Selected text:
If you are really worried about the memory waste in case the user
doesn't actually write to the EEPROM, you could alternatively allocate
the buffer on the first write, and free it in the .remove() method.
> +
> + while (count) {
> + ssize_t status;
> +
> + status = at24_ee_write(at24, buf, off, count);
> + if (status <= 0) {
> + if (retval == 0)
> + retval = status;
> + break;
> + }
> + buf += status;
> + off += status;
> + count -= status;
> + retval += status;
> + }
Minor inconsistency: in the read case you use do {} while (), and here
you use while() { }.
> +
> + kfree(at24->writebuf);
> + at24->writebuf = NULL;
> + mutex_unlock(&at24->lock);
> +
> + return retval;
> +}
> +
> +/*-------------------------------------------------------------------------*/
> +
> +static int at24_probe(struct i2c_client *client, const struct i2c_device_id
> *id)
> +{
> + struct at24_platform_data *chip;
> + bool writable;
> + bool use_smbus = false;
> + struct at24_data *at24;
> + int err;
> + unsigned i, var_size;
> + struct i2c_client *c;
> +
> + chip = client->dev.platform_data;
> + if (!chip) {
> + err = -ENODEV;
> + goto fail;
> + }
> + if (!is_power_of_2(chip->byte_len))
> + dev_warn(&client->dev,
> + "byte_len looks suspicious (no power of 2)!\n");
> + if (!is_power_of_2(chip->page_size))
> + dev_warn(&client->dev,
> + "page_size looks suspicious (no power of 2)!\n");
> + if (!is_power_of_2(chip->i2c_addr_mask + 1))
> + dev_warn(&client->dev,
> + "i2c_addr_mask looks suspicious (unusual mask)!\n");
"unusual mask" doesn't add any information compared to "looks
suspicious", does it?
> +
> + /* Use I2C operations unless we're stuck with SMBus extensions. */
> + if (!i2c_check_functionality(client->adapter, I2C_FUNC_I2C)) {
> + if (chip->flags & AT24_EE_ADDR2) {
> + err = -ECOMM;
> + goto fail;
> + }
> + if (!i2c_check_functionality(client->adapter,
> + I2C_FUNC_SMBUS_I2C_BLOCK)) {
> + err = -EBADMSG;
> + goto fail;
> + }
These are definitely not the correct error values. I also see no
reason to return different error values for the two cases as the
problem is exactly the same: underlying adapter doesn't support the
transaction types needed to talk to the EEPROM. What about -EOPNOTSUPP?

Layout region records
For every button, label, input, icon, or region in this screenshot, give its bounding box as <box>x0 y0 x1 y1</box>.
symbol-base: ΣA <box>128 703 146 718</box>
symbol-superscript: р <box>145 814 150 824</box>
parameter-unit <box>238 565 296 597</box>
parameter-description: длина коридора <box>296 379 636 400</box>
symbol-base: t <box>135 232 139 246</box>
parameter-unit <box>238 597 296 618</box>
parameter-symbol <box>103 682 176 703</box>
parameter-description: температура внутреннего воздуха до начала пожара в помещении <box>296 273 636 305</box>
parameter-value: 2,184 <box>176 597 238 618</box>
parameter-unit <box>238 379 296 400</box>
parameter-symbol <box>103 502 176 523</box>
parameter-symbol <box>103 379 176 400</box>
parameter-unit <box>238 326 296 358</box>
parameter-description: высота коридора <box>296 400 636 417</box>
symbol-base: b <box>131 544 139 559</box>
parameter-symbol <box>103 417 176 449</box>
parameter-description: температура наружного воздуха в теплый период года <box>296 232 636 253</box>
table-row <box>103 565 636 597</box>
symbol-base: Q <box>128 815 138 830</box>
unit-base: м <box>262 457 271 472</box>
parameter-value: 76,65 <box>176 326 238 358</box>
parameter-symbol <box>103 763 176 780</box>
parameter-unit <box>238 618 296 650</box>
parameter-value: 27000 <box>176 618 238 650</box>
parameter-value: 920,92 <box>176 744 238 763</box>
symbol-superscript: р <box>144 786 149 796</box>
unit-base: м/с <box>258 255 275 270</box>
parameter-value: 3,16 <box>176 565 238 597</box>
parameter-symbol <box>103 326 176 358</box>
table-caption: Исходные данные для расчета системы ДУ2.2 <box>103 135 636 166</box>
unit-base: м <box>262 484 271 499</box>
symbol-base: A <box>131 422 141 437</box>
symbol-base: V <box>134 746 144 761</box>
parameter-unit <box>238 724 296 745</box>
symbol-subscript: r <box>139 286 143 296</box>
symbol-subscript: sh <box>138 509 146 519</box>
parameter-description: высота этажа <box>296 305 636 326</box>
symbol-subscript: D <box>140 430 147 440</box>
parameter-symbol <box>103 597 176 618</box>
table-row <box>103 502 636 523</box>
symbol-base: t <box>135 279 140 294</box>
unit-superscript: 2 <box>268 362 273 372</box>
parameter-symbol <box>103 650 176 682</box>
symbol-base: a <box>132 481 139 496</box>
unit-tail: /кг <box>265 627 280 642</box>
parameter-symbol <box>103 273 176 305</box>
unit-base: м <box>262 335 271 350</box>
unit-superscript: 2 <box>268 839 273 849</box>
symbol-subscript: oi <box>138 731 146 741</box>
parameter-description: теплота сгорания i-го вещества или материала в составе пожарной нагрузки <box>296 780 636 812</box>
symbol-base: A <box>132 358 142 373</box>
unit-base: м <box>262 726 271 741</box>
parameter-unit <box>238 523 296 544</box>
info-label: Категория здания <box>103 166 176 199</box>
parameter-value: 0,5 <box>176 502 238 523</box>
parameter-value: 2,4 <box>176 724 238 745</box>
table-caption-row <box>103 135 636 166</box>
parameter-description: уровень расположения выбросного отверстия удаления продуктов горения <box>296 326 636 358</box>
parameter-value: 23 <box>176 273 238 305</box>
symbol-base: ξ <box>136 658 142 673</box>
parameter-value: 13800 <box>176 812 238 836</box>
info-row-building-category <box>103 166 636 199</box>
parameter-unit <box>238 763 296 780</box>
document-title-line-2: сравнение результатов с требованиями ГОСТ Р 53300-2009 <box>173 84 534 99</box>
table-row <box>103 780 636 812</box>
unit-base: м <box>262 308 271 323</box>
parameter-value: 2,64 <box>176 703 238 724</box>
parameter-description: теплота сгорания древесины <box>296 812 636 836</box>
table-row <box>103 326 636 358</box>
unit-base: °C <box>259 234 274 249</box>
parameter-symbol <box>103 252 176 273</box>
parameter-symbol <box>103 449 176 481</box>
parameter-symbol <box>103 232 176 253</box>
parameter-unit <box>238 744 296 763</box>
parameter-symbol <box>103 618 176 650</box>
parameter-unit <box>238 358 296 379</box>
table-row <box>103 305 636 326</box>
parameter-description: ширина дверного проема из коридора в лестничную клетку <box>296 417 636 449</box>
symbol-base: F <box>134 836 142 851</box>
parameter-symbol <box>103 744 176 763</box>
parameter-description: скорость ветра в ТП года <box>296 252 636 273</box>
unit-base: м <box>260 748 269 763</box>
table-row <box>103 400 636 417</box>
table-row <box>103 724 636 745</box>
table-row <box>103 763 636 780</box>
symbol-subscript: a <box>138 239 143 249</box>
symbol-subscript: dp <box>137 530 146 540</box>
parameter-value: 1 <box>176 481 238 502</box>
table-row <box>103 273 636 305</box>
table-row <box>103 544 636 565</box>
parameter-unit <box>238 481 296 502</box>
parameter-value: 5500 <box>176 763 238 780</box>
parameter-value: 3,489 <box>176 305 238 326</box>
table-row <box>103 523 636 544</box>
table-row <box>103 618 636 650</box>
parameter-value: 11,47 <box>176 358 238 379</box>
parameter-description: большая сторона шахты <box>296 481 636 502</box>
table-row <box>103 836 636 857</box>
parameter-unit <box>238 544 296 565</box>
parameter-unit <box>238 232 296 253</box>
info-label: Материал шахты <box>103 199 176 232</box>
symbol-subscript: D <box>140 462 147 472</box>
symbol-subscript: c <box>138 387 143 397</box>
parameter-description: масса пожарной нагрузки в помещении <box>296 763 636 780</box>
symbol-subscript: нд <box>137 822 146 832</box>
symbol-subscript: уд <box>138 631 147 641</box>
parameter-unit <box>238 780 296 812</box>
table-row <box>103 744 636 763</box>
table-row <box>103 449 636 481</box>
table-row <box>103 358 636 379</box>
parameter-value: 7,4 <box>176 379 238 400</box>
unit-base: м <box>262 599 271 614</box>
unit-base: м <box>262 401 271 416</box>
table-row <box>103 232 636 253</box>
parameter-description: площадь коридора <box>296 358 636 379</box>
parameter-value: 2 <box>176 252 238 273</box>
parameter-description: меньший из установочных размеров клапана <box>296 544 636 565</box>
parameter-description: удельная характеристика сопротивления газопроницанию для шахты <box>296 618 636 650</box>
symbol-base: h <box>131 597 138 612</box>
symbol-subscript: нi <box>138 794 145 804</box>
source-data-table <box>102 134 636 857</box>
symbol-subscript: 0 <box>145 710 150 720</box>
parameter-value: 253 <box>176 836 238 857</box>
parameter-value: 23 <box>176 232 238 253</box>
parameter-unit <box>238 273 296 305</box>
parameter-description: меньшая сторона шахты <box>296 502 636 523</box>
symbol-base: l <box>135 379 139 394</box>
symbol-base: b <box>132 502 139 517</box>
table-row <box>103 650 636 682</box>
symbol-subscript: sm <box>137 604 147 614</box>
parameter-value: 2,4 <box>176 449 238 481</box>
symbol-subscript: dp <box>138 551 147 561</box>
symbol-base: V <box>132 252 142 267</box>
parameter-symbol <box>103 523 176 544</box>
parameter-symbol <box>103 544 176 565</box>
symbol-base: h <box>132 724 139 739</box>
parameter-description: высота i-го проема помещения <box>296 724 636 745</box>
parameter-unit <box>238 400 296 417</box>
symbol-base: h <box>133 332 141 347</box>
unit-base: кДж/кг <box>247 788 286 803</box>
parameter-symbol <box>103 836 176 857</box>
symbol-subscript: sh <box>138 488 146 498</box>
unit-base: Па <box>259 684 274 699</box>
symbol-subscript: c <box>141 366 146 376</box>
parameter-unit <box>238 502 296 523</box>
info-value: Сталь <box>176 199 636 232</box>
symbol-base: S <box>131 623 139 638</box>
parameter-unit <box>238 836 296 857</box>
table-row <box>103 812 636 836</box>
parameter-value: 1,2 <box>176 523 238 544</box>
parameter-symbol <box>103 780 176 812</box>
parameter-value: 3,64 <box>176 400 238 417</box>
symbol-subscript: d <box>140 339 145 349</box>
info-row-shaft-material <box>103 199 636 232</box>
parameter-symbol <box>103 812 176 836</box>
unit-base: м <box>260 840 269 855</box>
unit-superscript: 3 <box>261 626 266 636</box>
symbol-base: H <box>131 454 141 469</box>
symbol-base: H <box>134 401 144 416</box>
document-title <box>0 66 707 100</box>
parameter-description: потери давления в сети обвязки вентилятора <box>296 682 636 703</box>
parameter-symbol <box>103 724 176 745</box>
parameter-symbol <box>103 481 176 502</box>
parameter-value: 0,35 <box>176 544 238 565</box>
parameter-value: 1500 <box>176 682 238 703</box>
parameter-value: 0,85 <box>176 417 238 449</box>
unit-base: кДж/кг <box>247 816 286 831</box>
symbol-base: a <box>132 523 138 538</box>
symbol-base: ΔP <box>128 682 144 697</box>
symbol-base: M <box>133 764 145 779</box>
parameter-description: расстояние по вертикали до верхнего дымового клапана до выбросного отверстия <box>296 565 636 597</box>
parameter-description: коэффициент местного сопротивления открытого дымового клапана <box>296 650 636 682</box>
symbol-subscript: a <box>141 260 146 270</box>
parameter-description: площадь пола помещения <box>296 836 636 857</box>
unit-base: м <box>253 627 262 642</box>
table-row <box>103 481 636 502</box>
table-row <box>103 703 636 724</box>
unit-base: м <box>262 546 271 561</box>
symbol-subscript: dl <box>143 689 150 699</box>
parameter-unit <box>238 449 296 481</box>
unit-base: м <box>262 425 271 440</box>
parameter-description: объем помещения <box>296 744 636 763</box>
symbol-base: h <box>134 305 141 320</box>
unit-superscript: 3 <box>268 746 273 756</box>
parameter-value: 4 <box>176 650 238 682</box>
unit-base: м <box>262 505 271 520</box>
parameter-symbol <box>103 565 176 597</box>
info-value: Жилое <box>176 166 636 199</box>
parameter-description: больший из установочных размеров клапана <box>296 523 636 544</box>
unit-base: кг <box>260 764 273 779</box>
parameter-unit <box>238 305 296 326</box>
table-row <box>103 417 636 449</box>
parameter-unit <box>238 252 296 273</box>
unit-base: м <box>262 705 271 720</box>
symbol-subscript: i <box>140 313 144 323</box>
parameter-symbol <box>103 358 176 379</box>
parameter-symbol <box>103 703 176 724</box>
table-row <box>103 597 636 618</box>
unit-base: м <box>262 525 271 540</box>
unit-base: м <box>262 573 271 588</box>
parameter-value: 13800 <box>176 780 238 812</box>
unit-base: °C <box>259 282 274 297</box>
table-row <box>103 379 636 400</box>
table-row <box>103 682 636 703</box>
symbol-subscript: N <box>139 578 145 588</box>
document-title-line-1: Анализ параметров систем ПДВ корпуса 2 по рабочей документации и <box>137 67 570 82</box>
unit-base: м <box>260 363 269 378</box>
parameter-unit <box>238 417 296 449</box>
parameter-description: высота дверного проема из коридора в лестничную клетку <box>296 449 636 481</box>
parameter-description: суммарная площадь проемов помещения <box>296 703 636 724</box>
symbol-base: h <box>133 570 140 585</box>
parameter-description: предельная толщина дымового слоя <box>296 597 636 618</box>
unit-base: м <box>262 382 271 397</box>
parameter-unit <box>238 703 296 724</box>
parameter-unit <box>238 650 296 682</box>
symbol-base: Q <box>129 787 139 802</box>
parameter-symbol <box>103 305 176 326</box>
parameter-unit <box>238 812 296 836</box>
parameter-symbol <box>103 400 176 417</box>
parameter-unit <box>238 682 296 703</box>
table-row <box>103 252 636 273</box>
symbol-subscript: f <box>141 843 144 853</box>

Brief: Reproduce verbatim the stretch of the code review above from "If you are really" through "(retval == 0)".

The reply:
If you are really worried about the memory waste in case the user
doesn't actually write to the EEPROM, you could alternatively allocate
the buffer on the first write, and free it in the .remove() method.
> +
> + while (count) {
> + ssize_t status;
> +
> + status = at24_ee_write(at24, buf, off, count);
> + if (status <= 0) {
> + if (retval == 0)